■ WORK TO DO ■
Report every line of the items below that contains the string "bits", copying each such line in full. Case counts.

■ Box annotation data ■
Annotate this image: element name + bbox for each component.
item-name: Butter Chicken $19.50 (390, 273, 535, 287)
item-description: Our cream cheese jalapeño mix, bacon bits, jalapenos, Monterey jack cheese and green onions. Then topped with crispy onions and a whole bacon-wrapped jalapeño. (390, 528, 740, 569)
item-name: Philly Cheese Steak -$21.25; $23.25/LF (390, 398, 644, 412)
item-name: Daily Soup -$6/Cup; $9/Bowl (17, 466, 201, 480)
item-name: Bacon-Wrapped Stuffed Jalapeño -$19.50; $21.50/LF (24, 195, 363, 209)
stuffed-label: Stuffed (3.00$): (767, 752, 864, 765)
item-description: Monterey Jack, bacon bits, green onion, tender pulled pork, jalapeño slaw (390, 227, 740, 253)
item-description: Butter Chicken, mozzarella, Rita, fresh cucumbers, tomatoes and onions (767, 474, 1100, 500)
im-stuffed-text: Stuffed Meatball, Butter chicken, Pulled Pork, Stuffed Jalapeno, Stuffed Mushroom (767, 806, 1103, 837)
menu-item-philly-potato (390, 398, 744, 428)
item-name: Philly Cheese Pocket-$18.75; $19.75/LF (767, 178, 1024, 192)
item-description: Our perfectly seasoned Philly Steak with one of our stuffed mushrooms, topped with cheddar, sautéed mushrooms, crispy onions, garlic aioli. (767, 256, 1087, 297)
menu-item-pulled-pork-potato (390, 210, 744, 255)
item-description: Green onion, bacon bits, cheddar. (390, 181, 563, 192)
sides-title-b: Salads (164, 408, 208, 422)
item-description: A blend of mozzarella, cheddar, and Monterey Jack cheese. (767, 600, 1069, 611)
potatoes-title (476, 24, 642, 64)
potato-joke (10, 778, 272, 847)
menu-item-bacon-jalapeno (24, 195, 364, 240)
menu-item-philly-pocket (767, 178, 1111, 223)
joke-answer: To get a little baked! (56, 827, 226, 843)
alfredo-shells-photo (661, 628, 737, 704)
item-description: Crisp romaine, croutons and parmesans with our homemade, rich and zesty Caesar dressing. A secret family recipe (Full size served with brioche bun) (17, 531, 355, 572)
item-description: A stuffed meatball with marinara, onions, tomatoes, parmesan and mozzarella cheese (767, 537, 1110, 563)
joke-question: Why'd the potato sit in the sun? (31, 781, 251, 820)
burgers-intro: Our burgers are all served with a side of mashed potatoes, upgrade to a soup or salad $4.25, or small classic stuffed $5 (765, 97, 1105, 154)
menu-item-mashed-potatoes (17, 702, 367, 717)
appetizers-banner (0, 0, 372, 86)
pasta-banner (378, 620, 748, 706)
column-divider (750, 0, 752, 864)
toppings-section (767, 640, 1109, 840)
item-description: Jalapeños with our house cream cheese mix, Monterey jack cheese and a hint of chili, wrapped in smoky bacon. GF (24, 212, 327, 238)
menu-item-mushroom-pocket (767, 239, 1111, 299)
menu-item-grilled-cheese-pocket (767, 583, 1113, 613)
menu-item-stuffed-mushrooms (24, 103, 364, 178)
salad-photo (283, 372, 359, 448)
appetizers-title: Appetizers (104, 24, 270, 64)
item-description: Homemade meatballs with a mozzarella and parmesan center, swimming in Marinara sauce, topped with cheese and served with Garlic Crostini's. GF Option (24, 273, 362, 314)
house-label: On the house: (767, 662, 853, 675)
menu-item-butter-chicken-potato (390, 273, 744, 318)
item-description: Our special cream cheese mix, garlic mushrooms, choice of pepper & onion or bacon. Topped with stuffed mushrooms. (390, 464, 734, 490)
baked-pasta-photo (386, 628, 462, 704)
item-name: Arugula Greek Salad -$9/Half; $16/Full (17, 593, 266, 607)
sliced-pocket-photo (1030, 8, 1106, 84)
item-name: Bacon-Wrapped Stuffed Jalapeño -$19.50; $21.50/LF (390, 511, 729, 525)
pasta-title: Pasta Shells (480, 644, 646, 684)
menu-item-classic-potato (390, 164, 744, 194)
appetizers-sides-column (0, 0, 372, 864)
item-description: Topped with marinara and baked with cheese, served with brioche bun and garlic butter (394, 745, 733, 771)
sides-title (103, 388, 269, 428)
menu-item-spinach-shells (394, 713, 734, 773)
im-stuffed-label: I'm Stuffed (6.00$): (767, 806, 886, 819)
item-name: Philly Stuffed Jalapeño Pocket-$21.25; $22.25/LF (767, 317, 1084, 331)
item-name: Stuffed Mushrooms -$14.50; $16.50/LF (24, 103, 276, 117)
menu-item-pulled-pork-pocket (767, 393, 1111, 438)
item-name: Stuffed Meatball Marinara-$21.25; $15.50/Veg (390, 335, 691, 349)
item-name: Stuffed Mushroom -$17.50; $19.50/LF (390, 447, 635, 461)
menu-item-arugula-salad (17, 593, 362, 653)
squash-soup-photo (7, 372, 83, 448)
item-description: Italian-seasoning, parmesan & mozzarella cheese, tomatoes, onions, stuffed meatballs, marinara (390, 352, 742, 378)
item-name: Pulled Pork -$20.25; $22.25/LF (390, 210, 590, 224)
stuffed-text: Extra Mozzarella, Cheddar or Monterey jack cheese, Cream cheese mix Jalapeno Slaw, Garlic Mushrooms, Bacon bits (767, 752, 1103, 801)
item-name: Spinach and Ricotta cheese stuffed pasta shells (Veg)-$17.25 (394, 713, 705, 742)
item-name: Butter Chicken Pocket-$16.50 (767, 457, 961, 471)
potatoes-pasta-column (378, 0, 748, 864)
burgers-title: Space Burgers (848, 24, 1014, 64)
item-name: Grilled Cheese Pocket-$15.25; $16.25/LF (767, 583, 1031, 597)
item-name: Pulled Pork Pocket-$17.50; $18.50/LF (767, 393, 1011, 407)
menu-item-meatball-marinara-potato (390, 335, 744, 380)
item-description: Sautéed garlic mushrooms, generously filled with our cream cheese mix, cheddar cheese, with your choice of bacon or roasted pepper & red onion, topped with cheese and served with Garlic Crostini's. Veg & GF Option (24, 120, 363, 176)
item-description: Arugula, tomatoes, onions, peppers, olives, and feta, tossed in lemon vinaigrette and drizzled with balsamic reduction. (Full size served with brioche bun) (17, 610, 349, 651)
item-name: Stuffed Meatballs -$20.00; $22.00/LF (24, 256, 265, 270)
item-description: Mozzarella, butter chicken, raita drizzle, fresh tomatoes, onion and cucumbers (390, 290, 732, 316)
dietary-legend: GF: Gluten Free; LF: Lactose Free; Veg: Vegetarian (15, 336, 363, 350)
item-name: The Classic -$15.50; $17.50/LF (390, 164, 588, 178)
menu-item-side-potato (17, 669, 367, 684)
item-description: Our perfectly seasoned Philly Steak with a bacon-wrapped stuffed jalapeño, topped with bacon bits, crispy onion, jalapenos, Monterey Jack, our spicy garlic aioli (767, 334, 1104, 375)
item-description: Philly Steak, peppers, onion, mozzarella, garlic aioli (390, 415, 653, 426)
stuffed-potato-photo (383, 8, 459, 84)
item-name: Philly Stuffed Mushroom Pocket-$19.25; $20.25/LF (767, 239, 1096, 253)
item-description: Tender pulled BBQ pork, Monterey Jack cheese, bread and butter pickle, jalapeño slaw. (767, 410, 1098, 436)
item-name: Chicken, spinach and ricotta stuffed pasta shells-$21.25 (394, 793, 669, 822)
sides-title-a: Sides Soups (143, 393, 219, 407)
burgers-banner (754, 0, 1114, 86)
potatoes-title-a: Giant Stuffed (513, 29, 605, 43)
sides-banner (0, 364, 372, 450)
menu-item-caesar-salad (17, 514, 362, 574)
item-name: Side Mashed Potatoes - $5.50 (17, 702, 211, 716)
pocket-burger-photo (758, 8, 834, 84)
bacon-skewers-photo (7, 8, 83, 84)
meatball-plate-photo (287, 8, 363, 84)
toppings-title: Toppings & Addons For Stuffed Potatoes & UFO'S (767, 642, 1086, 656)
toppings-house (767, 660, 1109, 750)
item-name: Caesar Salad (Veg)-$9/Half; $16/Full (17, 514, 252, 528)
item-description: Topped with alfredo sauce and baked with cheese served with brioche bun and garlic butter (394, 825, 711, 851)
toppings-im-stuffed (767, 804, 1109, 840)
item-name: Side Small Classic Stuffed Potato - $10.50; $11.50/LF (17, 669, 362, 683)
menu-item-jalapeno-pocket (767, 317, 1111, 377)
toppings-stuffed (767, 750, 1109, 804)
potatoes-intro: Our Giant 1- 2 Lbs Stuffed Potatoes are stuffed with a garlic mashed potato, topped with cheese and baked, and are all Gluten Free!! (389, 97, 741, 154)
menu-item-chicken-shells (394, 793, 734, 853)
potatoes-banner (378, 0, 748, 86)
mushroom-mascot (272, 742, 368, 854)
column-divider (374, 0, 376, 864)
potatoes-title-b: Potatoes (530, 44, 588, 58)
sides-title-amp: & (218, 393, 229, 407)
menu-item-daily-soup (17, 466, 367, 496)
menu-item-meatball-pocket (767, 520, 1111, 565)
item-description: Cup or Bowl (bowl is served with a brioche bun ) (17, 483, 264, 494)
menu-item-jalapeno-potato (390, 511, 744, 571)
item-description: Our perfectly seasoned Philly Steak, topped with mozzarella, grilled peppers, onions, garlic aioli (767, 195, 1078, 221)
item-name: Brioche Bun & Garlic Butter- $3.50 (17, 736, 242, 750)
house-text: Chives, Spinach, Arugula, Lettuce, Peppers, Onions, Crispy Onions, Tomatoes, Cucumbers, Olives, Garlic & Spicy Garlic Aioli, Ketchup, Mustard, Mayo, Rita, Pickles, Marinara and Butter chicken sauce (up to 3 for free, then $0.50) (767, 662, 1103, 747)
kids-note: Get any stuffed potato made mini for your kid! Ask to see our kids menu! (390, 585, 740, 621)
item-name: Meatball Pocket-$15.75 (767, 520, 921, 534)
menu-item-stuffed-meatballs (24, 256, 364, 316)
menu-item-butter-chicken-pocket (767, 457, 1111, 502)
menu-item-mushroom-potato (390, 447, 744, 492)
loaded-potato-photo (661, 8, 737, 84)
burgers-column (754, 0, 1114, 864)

■ RESPONSE TO THIS EXERCISE ■
item-description: Our cream cheese jalapeño mix, bacon bits, jalapenos, Monterey jack cheese and green onions. Then topped with crispy onions and a whole bacon-wrapped jalapeño. (390, 528, 740, 569)
item-description: Monterey Jack, bacon bits, green onion, tender pulled pork, jalapeño slaw (390, 227, 740, 253)
item-description: Green onion, bacon bits, cheddar. (390, 181, 563, 192)
stuffed-text: Extra Mozzarella, Cheddar or Monterey jack cheese, Cream cheese mix Jalapeno Slaw, Garlic Mushrooms, Bacon bits (767, 752, 1103, 801)
item-description: Our perfectly seasoned Philly Steak with a bacon-wrapped stuffed jalapeño, topped with bacon bits, crispy onion, jalapenos, Monterey Jack, our spicy garlic aioli (767, 334, 1104, 375)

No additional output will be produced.